■ **Written task**: In the material below, find how many lines contain the string "true". Write only that number.

= = = = = = =

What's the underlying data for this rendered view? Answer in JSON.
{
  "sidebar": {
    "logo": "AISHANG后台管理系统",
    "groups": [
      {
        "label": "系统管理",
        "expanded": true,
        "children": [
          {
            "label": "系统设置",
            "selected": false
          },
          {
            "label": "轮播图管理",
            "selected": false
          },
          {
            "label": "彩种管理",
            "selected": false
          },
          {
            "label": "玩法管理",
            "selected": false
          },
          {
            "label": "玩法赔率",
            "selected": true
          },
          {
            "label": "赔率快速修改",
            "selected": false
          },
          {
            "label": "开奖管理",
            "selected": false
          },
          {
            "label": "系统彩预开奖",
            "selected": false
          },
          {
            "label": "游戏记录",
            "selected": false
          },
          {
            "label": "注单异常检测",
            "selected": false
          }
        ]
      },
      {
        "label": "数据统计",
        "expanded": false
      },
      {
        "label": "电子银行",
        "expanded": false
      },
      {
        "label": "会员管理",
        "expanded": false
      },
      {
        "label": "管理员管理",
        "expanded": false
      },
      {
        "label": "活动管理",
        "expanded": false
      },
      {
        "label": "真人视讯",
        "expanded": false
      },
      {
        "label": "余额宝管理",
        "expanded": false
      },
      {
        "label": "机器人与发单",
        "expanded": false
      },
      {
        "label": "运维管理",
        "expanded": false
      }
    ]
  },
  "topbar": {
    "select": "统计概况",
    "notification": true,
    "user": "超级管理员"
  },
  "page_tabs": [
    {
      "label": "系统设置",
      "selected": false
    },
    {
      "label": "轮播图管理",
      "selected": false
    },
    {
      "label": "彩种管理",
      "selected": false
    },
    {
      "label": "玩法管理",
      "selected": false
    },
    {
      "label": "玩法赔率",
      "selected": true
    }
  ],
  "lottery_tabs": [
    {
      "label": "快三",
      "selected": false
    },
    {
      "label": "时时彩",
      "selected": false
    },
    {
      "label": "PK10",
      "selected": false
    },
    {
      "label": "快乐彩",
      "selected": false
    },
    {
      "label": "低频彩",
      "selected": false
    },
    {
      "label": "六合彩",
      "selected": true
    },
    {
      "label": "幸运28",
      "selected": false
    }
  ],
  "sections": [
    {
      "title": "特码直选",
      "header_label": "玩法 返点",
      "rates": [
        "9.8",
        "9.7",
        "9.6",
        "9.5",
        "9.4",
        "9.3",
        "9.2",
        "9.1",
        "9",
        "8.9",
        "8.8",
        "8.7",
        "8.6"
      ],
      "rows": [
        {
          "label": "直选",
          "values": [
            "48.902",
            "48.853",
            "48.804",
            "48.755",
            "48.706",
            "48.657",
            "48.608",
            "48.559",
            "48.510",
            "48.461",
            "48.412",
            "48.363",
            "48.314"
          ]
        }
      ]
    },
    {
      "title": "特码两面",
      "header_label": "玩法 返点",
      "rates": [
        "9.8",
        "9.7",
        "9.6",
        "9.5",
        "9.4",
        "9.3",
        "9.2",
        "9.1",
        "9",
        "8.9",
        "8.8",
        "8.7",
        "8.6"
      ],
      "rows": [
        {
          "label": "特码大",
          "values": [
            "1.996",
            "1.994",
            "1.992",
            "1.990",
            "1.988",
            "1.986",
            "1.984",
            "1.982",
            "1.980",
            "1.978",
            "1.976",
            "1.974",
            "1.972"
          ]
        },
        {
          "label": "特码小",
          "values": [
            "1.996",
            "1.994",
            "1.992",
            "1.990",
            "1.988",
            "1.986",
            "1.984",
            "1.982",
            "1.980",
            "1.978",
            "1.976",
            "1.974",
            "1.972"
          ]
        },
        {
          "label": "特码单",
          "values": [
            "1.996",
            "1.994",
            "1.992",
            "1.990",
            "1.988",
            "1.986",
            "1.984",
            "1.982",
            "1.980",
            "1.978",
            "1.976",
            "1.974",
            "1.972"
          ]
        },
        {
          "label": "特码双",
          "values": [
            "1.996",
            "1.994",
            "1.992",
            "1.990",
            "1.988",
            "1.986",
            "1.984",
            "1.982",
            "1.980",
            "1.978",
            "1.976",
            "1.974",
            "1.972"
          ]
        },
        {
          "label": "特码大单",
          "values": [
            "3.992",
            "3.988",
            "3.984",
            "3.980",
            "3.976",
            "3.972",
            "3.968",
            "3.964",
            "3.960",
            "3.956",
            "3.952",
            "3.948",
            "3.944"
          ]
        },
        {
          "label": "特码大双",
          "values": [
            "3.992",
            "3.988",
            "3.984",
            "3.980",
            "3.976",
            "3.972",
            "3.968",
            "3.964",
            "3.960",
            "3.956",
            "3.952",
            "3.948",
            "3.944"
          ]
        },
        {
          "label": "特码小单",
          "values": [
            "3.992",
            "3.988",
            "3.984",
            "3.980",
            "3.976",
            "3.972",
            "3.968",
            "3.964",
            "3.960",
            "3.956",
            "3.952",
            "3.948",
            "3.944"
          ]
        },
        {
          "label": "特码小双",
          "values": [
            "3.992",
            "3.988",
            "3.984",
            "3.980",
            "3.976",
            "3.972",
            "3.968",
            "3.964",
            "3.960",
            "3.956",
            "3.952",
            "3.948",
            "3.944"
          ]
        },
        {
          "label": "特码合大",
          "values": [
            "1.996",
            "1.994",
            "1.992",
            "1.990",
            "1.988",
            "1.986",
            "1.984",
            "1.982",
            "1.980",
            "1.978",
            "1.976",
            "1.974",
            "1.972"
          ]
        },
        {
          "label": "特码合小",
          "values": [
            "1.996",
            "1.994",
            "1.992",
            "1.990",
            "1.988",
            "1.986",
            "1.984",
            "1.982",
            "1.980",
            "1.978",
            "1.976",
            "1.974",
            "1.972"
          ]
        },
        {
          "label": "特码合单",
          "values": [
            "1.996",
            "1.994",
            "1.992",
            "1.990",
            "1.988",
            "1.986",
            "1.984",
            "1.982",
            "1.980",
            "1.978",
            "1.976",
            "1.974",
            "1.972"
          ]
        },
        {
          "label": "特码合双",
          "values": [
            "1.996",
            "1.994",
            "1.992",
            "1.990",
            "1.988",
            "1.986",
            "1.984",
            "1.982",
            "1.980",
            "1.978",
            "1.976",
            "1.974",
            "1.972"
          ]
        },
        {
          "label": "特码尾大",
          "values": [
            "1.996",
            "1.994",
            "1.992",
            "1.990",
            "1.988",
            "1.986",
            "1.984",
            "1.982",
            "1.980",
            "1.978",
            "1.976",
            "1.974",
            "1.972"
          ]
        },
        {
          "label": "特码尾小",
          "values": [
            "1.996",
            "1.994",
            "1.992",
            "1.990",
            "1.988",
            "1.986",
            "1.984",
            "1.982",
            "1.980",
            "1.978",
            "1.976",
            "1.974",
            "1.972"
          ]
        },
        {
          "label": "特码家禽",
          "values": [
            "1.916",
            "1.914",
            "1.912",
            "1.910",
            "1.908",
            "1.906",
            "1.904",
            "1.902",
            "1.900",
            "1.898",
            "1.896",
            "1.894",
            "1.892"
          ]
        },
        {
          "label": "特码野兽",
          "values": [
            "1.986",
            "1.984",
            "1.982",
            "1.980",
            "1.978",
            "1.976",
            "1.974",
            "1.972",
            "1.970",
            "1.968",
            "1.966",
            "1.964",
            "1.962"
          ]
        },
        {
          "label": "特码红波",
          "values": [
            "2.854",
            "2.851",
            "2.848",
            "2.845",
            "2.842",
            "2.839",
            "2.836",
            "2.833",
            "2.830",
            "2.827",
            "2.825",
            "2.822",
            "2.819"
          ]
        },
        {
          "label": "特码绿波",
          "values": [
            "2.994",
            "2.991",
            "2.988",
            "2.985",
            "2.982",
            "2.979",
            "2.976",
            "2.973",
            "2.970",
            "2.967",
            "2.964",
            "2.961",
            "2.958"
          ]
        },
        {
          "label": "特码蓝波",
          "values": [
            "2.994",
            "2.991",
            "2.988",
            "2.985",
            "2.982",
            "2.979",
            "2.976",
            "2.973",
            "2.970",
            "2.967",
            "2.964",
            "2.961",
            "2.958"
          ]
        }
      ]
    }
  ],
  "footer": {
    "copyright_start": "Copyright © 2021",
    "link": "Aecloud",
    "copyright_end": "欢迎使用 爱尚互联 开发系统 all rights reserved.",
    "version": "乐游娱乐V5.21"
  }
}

= = = = = = =

■ **Answer to the problem**: 5